═════ Provided records ═════

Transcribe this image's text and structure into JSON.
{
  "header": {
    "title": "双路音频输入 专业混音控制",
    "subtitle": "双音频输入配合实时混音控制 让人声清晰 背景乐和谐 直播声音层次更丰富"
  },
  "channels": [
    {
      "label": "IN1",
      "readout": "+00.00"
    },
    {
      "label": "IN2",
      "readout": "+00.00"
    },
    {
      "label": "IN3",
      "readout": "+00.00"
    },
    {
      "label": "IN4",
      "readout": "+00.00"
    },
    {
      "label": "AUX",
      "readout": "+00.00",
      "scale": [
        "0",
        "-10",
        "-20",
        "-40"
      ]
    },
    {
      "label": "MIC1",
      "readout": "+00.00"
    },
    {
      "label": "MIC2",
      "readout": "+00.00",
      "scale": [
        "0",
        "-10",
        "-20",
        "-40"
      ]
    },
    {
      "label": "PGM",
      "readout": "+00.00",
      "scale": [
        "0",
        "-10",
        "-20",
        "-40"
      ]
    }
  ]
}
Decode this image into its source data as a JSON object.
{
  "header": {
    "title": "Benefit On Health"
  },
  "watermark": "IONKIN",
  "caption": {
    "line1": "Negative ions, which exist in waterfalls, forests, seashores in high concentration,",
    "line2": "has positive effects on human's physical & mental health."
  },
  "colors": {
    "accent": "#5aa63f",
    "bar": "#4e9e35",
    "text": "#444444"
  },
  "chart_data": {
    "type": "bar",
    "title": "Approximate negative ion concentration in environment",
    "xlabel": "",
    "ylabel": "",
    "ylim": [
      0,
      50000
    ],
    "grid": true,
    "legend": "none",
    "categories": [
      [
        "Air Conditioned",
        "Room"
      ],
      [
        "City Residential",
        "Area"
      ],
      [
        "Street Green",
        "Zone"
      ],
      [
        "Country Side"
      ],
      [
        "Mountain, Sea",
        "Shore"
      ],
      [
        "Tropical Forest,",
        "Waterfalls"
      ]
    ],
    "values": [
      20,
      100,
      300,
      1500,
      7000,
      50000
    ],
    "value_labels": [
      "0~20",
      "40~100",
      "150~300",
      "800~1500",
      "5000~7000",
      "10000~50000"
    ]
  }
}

═════

Problem details>
Extract the complete listing verbatim.

Answer below>
Transcribe this image's text and structure into JSON.
{
  "header": {
    "title": "双路音频输入 专业混音控制",
    "subtitle": "双音频输入配合实时混音控制 让人声清晰 背景乐和谐 直播声音层次更丰富"
  },
  "channels": [
    {
      "label": "IN1",
      "readout": "+00.00"
    },
    {
      "label": "IN2",
      "readout": "+00.00"
    },
    {
      "label": "IN3",
      "readout": "+00.00"
    },
    {
      "label": "IN4",
      "readout": "+00.00"
    },
    {
      "label": "AUX",
      "readout": "+00.00",
      "scale": [
        "0",
        "-10",
        "-20",
        "-40"
      ]
    },
    {
      "label": "MIC1",
      "readout": "+00.00"
    },
    {
      "label": "MIC2",
      "readout": "+00.00",
      "scale": [
        "0",
        "-10",
        "-20",
        "-40"
      ]
    },
    {
      "label": "PGM",
      "readout": "+00.00",
      "scale": [
        "0",
        "-10",
        "-20",
        "-40"
      ]
    }
  ]
}
Decode this image into its source data as a JSON object.
{
  "header": {
    "title": "Benefit On Health"
  },
  "watermark": "IONKIN",
  "caption": {
    "line1": "Negative ions, which exist in waterfalls, forests, seashores in high concentration,",
    "line2": "has positive effects on human's physical & mental health."
  },
  "colors": {
    "accent": "#5aa63f",
    "bar": "#4e9e35",
    "text": "#444444"
  },
  "chart_data": {
    "type": "bar",
    "title": "Approximate negative ion concentration in environment",
    "xlabel": "",
    "ylabel": "",
    "ylim": [
      0,
      50000
    ],
    "grid": true,
    "legend": "none",
    "categories": [
      [
        "Air Conditioned",
        "Room"
      ],
      [
        "City Residential",
        "Area"
      ],
      [
        "Street Green",
        "Zone"
      ],
      [
        "Country Side"
      ],
      [
        "Mountain, Sea",
        "Shore"
      ],
      [
        "Tropical Forest,",
        "Waterfalls"
      ]
    ],
    "values": [
      20,
      100,
      300,
      1500,
      7000,
      50000
    ],
    "value_labels": [
      "0~20",
      "40~100",
      "150~300",
      "800~1500",
      "5000~7000",
      "10000~50000"
    ]
  }
}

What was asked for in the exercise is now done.